=== EXTRACT TO READ ===
- Genre: Telenovela
- Created by: José Ignacio Valenzuela
- Screenplay by: José Vicente Spataro; Juan Manuel Andrade; Tabare Pérez;
- Directed by: Ricardo Schwarz; Luis Manzo;
- Creative director: Valeria Fiñana
- Starring: Gaby Espino; Aarón Díaz; Ximena Duque; Carlos Ponce;
- Narrated by: Gaby Espino
- Music by: Tulio Cremisini
- Opening theme: "Santa Diabla" performed by Aarón Díaz and Carlos Ponce
- Country of origin: United States
- Original language: Spanish
- No. of episodes: 136

Production
- Executive producer: Jose Gerardo Guillén
- Producer: Paola Alliegro
- Production locations: Marrero, Louisiana; New Orleans;
- Cinematography: Juan Pablo Puentes; Argemiro Saavedra; Joseph Martínez;
- Editor: Ellery Albarran
- Camera setup: Multi-camera
- Production company: Telemundo Studios

Original release
- Network: Telemundo
- Release: August 6, 2013 – February 24, 2014

Related
- El Señor de los Cielos; Camelia la Texana;

= Santa Diabla =

American telenovela

Santa Diabla (literally: Holy Devil, English title: Broken Angel) is an American telenovela written by José Ignacio Valenzuela, and produced by United States–based television network Telemundo Studios, Miami. It stars Gaby Espino, Carlos Ponce, Aarón Díaz, Ximena Duque and Lincoln Palomeque.

Telemundo aired the serial as part of its 2013–2014 season. On August 6, 2013, the network began broadcasting Santa Diabla weeknights at 10pm/9c, replacing El Señor de los Cielos. As with most of its other telenovelas, the network broadcast English subtitles as closed captions on CC3.

== Plot ==
Santa Diabla is the story of Santa Martínez (Gaby Espino), a woman who seeks revenge for the murder of her husband Willy Delgado (Lincoln Palomeque). Santa's revenge includes marrying Humberto Cano (Carlos Ponce), a powerful attorney in Marrero. Humberto hired Willy Delgado to give piano lessons to Humberto's niece Daniela Milan (Ana Osorio) at the Cano family's home, until Bárbara Cano (Wanda D'Isidoro), Daniela's mother and Humberto's sister, accused Willy of harassment and attempted rape of her daughter. Blaming the Canos for the unjust death of her husband, Santa intends to destroy the Cano family, but as she tries to complete her mission, she meets and falls in love with Santiago Cano (Aarón Díaz), Humberto and Bárbara's brother. All the while Inés Robledo (Ximena Duque) who is a rich and evil woman uses her power and influence to try and keep Santiago and Santa apart because of her obsession with Santiago.

=== DATASET SECTION ===

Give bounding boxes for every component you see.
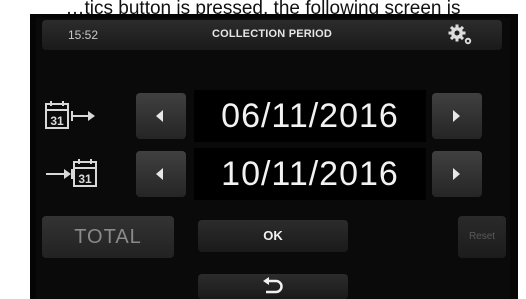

=== SHORT PROBLEM ===
Using the Santa Diabla article, explain in one to three sentences why Santa sets out to destroy the Cano family. Please rely on the Santa Diabla article alone.

=== SOLVED EXERCISE ===
Santa blames the Canos for the unjust death of her husband, Willy Delgado. Humberto had hired Willy to give piano lessons to his niece Daniela until her mother, Bárbara Cano, accused him of harassing Daniela and attempting to rape her. Destroying the family is part of Santa's revenge for Willy's murder.